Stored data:
★ ★ ★ ★ ★
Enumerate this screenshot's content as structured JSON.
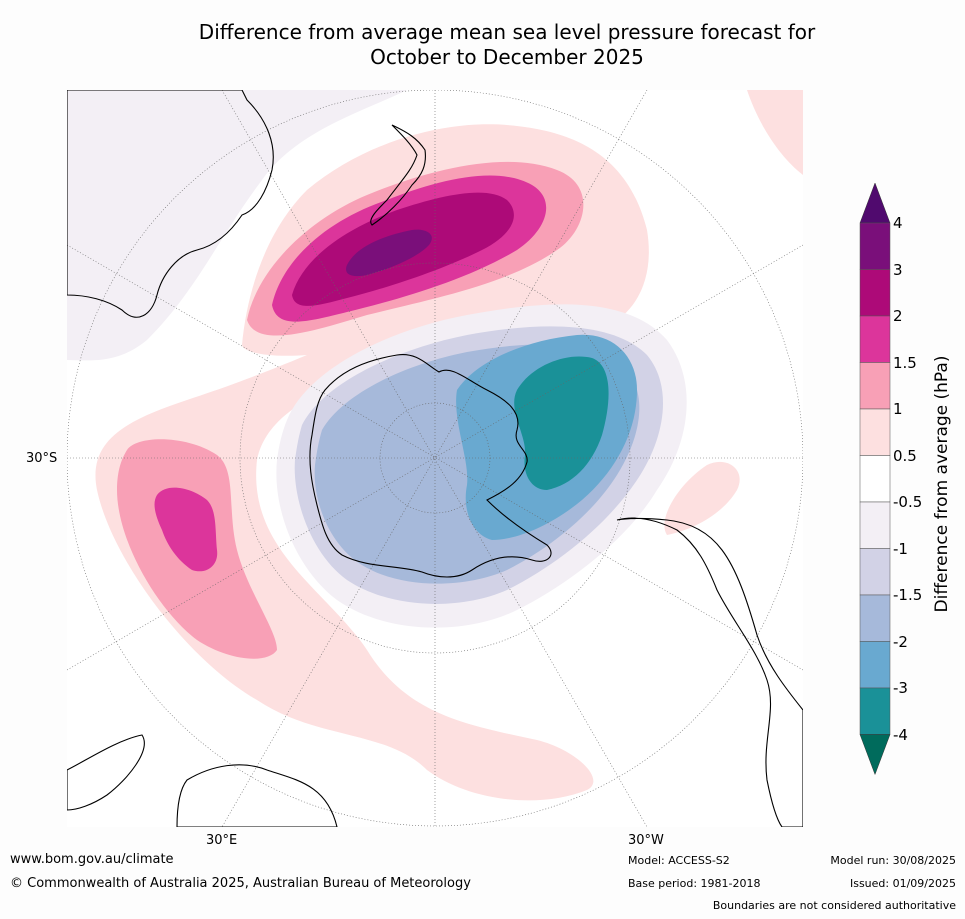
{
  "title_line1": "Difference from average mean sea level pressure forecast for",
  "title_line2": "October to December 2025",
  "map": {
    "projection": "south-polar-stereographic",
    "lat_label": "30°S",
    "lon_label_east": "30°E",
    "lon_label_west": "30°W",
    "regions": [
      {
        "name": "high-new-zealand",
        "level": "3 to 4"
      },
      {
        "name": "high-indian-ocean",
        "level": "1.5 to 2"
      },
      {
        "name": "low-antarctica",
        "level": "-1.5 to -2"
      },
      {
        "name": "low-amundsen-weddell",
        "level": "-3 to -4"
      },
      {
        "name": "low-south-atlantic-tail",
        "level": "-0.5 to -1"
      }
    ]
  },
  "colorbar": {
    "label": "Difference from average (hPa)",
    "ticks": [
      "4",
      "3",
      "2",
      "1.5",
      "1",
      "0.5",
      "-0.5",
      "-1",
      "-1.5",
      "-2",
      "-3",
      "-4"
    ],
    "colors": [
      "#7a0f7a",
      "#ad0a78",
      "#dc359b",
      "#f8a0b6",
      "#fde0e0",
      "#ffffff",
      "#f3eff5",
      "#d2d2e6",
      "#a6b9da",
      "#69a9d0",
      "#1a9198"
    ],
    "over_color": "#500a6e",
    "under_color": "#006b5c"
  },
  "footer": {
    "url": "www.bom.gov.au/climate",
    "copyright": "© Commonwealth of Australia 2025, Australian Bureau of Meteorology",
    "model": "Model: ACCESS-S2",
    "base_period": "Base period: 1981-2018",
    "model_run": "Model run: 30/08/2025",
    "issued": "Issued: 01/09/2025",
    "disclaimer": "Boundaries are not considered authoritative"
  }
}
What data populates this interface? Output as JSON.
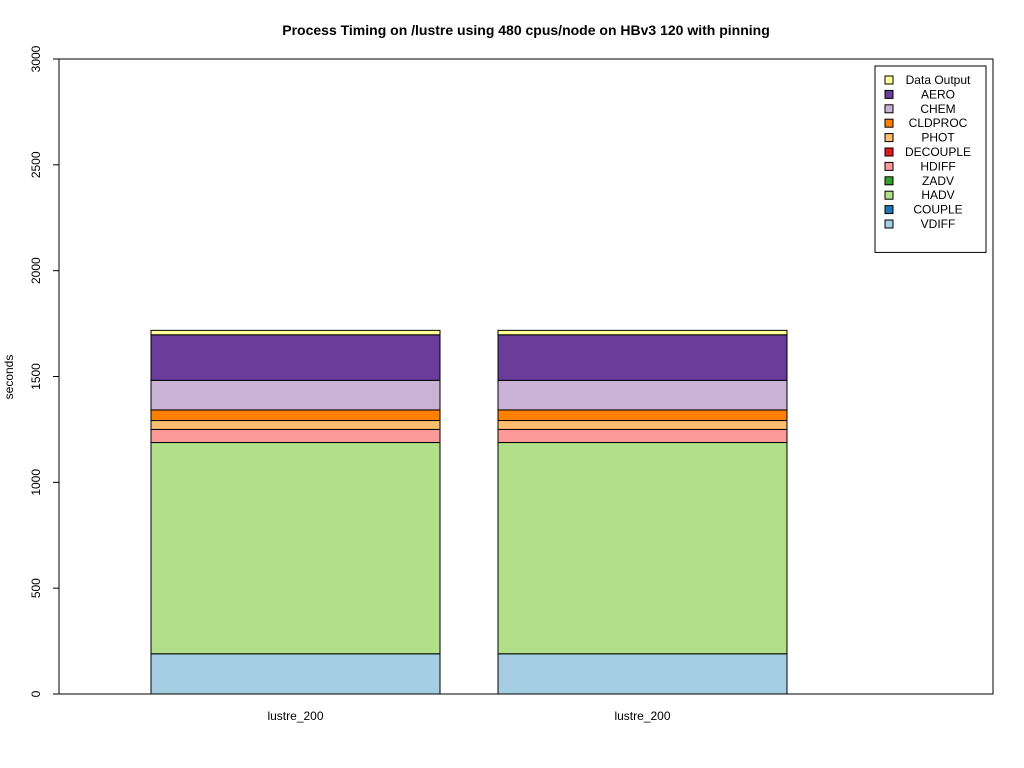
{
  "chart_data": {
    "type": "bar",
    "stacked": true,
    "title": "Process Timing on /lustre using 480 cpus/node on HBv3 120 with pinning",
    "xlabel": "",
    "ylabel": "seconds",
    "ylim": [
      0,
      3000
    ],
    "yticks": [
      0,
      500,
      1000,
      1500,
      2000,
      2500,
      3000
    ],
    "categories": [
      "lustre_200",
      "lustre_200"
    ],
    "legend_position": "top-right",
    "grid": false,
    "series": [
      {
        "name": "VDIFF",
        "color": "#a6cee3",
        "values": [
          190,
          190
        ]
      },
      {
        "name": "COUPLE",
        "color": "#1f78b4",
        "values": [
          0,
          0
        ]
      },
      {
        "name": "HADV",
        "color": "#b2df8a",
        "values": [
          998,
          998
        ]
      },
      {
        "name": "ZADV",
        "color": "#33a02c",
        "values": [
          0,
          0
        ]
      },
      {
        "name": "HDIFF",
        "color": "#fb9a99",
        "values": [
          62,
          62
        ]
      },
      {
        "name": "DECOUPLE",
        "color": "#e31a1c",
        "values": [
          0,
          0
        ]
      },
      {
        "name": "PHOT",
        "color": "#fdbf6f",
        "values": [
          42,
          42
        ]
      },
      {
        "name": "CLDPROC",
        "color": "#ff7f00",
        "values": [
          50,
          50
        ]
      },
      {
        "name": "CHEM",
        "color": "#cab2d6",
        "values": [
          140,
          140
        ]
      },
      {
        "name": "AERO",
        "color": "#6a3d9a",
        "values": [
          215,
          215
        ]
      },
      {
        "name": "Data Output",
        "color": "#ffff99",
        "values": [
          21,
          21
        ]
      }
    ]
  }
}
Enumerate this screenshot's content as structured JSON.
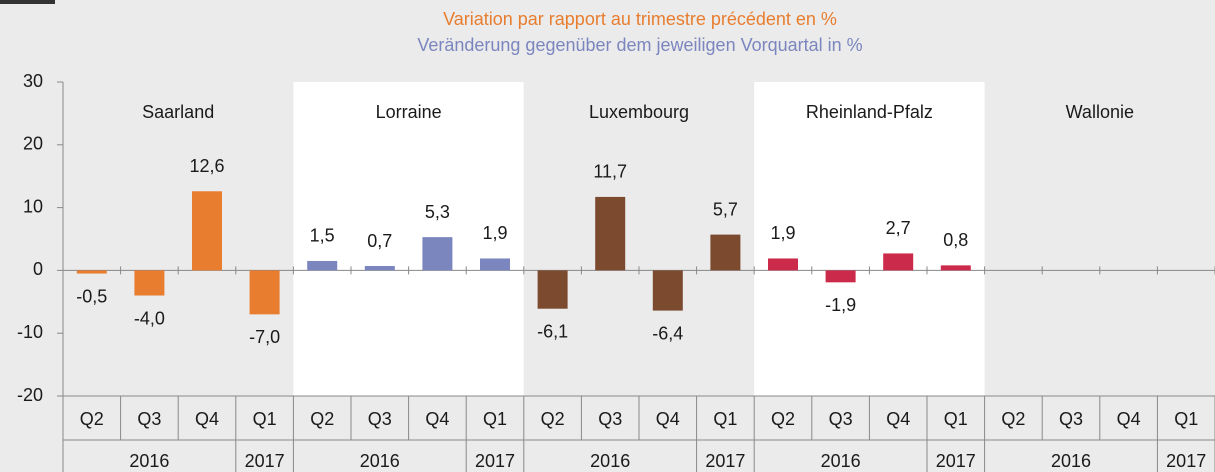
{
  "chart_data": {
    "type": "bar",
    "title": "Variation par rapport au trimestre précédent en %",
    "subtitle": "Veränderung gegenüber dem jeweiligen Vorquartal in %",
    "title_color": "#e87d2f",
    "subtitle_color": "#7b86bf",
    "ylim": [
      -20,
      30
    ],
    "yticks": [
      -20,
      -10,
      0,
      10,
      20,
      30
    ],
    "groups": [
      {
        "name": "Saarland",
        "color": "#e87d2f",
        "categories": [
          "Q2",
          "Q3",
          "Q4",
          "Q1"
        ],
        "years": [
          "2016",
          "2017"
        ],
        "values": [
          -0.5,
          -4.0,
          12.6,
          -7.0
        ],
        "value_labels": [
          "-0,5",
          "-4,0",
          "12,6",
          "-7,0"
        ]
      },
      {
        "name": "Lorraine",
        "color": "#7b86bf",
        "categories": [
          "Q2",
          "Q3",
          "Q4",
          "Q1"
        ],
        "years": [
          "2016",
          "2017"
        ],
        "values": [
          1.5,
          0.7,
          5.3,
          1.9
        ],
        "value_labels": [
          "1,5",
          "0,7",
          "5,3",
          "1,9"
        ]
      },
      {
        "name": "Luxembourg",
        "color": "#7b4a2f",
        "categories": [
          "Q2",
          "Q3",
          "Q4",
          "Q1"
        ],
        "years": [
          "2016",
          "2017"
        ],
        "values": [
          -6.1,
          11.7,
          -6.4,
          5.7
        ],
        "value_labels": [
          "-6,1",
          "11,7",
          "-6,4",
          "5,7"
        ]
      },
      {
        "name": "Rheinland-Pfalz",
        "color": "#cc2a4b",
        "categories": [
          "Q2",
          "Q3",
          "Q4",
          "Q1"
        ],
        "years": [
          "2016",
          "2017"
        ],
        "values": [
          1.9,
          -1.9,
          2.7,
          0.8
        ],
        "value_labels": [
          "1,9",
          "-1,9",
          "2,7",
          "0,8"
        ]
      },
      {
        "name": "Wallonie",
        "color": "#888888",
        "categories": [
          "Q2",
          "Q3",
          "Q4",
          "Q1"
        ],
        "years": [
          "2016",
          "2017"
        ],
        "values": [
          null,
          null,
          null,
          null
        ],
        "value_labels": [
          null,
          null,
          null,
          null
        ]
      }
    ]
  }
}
★ ★ ★ ★ ★
TASK TO COMPLETE:
Look through the data and show every line containing "average".

SOLVED EXERCISE:
  "title_line1": "Difference from average mean sea level pressure forecast for",
    "label": "Difference from average (hPa)",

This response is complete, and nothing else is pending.